**WORK TO BE COMPLETED:** Take the line that contains "Give me the" and all lines after it, up to and including the last line of the data, and write them out exactly; nothing else belongs in the answer.
-- -- --
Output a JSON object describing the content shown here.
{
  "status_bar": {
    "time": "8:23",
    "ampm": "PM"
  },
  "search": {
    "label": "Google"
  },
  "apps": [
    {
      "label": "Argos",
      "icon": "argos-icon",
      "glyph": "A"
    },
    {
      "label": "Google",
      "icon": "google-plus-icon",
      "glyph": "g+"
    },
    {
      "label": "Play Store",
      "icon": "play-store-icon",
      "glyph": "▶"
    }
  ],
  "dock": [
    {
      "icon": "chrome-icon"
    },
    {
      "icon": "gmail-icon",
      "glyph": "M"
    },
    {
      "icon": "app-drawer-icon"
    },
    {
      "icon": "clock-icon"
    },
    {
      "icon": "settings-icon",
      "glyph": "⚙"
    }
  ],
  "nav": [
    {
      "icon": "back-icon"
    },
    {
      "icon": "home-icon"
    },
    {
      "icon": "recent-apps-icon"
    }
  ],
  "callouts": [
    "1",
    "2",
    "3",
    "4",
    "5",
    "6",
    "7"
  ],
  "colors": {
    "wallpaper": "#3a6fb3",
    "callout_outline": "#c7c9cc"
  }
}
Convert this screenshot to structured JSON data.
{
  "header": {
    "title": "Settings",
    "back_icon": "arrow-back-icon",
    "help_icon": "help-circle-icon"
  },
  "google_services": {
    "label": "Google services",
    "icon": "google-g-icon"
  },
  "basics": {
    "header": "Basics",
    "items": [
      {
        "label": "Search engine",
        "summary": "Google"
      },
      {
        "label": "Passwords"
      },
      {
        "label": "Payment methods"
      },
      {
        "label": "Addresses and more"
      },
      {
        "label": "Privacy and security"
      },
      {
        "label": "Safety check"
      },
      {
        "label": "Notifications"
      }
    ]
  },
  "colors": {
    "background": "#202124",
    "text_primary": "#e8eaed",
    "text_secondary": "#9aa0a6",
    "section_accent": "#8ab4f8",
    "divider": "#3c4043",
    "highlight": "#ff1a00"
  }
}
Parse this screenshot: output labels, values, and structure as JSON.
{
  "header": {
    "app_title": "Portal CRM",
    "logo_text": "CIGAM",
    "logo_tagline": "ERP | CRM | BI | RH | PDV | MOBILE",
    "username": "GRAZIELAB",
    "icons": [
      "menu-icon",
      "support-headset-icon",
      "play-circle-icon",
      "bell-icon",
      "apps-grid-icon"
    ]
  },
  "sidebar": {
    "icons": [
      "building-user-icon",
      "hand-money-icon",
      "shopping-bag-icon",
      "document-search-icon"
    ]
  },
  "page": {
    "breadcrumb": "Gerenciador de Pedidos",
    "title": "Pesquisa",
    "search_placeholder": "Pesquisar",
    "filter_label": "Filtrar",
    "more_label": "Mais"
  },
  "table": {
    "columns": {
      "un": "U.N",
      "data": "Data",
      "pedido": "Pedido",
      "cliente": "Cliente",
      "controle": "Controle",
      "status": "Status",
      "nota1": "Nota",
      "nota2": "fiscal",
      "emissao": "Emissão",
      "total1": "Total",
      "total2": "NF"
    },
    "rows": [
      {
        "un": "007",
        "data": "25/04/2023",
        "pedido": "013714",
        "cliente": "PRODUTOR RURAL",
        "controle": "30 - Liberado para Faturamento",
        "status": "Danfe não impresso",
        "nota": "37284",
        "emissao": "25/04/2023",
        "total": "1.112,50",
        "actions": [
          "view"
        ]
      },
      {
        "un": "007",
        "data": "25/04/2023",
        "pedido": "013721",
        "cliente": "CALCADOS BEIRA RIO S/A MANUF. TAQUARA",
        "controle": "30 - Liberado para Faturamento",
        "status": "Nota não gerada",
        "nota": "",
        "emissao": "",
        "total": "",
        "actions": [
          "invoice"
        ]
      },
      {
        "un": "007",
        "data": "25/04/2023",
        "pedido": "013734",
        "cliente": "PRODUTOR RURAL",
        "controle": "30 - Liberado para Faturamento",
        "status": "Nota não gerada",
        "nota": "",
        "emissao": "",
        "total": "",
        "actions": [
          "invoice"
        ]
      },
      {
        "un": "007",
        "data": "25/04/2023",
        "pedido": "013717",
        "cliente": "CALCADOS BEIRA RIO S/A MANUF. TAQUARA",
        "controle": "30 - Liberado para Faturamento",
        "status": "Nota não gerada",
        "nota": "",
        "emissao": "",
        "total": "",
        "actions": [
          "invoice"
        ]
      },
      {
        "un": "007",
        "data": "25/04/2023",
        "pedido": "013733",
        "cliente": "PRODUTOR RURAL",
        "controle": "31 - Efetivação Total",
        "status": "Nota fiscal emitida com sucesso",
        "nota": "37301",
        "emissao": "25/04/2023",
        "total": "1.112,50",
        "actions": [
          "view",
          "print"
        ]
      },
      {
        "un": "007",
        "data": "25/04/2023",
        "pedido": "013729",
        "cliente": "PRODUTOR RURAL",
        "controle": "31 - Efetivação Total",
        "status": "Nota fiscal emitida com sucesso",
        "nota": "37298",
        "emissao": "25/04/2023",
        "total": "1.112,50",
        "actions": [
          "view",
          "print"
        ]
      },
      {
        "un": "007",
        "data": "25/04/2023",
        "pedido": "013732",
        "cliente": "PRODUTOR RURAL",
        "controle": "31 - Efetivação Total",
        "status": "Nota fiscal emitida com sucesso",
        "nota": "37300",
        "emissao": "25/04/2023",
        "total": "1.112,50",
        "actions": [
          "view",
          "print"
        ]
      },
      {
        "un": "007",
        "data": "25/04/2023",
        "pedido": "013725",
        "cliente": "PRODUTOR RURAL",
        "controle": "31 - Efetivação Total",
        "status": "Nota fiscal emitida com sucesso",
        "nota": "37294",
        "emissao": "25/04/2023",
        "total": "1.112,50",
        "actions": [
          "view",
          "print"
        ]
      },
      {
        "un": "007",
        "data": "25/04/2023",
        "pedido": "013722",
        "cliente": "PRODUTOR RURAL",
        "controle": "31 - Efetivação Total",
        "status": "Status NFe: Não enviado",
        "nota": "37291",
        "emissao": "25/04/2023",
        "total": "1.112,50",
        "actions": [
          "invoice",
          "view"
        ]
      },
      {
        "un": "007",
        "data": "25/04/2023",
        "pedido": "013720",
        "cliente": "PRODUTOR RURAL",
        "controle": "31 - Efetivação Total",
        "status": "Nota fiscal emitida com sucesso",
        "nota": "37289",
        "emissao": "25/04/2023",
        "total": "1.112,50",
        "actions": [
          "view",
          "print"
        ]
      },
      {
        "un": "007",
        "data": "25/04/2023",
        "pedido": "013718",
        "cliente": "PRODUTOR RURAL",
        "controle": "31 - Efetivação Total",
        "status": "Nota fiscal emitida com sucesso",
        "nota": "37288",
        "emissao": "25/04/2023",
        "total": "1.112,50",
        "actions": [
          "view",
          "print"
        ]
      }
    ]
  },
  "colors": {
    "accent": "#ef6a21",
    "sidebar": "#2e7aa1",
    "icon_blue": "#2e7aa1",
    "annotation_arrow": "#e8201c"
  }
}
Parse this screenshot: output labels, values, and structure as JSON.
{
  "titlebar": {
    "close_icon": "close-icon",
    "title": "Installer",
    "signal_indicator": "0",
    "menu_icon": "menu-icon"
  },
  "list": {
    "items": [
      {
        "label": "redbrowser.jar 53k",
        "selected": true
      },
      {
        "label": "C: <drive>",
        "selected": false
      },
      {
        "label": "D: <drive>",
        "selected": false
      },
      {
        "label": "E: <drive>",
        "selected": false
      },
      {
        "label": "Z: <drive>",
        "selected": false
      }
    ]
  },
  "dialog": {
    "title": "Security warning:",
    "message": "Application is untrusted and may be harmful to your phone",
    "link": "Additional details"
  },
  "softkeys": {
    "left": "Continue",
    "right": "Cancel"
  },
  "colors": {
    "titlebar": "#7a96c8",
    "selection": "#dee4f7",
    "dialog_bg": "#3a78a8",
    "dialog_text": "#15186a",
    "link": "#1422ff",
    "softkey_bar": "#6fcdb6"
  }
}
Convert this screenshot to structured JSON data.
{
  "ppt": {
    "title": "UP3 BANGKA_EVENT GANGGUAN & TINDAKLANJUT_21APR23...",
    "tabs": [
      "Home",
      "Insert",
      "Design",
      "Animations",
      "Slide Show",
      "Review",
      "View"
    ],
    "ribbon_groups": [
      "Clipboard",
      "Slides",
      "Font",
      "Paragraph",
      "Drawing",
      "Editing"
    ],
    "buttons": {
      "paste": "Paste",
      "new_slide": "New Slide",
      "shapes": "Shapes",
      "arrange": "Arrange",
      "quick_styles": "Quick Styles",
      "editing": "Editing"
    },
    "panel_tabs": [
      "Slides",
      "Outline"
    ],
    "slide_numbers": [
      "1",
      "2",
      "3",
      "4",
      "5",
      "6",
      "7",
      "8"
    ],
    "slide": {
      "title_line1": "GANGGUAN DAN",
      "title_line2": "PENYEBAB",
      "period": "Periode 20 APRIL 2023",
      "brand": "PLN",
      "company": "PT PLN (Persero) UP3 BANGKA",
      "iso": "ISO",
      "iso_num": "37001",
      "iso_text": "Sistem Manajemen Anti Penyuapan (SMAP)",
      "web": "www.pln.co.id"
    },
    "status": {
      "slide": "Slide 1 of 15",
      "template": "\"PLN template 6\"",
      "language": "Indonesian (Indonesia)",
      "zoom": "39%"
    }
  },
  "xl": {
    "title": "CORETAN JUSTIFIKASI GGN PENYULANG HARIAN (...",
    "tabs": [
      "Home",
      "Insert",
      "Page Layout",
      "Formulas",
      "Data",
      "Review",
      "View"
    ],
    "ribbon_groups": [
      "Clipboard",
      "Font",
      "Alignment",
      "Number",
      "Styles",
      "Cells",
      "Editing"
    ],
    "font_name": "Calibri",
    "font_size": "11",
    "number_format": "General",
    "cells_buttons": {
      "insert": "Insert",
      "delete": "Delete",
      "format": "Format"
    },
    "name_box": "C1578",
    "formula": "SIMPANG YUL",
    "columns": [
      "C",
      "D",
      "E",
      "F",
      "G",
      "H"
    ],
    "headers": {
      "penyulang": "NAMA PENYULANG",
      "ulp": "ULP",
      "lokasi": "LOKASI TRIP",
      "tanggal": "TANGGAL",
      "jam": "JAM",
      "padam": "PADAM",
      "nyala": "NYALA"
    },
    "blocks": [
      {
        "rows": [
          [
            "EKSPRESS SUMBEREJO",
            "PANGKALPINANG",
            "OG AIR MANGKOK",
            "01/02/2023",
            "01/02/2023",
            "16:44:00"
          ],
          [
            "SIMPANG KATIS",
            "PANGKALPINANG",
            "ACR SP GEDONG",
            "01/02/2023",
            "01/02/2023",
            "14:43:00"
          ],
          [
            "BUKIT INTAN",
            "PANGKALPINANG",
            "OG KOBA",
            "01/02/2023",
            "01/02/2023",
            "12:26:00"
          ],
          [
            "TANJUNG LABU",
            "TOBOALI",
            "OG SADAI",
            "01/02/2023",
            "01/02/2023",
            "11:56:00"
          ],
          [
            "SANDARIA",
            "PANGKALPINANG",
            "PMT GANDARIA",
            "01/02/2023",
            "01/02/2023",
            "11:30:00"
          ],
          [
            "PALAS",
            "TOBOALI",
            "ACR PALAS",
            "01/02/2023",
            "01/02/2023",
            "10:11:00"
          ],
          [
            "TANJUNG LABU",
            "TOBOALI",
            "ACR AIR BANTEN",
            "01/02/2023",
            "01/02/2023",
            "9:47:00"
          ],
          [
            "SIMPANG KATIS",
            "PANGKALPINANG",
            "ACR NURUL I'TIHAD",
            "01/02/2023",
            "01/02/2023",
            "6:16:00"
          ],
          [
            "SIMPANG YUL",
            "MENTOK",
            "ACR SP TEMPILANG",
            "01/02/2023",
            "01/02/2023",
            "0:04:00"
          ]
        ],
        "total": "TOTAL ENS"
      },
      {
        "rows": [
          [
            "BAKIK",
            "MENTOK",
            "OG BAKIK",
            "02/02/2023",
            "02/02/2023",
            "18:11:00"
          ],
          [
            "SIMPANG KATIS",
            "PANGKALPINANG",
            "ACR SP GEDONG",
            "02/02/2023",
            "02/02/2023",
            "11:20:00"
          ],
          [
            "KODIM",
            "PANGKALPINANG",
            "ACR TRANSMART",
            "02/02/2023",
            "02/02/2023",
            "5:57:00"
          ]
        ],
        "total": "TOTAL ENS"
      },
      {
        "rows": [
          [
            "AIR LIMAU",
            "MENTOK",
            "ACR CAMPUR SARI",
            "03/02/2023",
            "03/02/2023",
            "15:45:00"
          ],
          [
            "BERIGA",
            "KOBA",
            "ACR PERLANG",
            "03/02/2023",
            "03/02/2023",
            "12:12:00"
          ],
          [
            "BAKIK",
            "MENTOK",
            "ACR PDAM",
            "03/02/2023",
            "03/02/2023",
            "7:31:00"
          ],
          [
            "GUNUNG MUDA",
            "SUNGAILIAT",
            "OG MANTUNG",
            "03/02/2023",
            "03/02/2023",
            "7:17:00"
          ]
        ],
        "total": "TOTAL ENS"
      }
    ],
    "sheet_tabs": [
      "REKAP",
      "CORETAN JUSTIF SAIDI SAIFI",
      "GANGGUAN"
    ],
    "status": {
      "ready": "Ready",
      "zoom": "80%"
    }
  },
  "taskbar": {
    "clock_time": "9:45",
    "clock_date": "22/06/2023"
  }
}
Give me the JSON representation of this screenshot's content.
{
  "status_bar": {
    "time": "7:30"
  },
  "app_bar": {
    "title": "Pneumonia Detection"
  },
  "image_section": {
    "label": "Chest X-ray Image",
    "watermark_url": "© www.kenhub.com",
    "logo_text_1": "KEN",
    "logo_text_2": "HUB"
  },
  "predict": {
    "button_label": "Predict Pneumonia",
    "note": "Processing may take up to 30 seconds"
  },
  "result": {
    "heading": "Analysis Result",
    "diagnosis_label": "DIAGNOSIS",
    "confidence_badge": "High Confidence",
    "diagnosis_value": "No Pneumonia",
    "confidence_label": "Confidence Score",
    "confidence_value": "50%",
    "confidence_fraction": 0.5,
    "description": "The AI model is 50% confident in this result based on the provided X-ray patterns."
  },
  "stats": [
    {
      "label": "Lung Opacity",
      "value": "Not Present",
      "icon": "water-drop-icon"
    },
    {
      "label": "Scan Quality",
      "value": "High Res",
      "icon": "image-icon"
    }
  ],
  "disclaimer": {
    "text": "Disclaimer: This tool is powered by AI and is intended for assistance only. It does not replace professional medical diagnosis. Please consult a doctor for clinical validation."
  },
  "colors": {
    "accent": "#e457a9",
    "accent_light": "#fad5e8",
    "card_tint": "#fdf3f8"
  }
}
-- -- --
**EXERCISE ANSWER:**
Give me the JSON representation of this screenshot's content.
{
  "status_bar": {
    "time": "7:30"
  },
  "app_bar": {
    "title": "Pneumonia Detection"
  },
  "image_section": {
    "label": "Chest X-ray Image",
    "watermark_url": "© www.kenhub.com",
    "logo_text_1": "KEN",
    "logo_text_2": "HUB"
  },
  "predict": {
    "button_label": "Predict Pneumonia",
    "note": "Processing may take up to 30 seconds"
  },
  "result": {
    "heading": "Analysis Result",
    "diagnosis_label": "DIAGNOSIS",
    "confidence_badge": "High Confidence",
    "diagnosis_value": "No Pneumonia",
    "confidence_label": "Confidence Score",
    "confidence_value": "50%",
    "confidence_fraction": 0.5,
    "description": "The AI model is 50% confident in this result based on the provided X-ray patterns."
  },
  "stats": [
    {
      "label": "Lung Opacity",
      "value": "Not Present",
      "icon": "water-drop-icon"
    },
    {
      "label": "Scan Quality",
      "value": "High Res",
      "icon": "image-icon"
    }
  ],
  "disclaimer": {
    "text": "Disclaimer: This tool is powered by AI and is intended for assistance only. It does not replace professional medical diagnosis. Please consult a doctor for clinical validation."
  },
  "colors": {
    "accent": "#e457a9",
    "accent_light": "#fad5e8",
    "card_tint": "#fdf3f8"
  }
}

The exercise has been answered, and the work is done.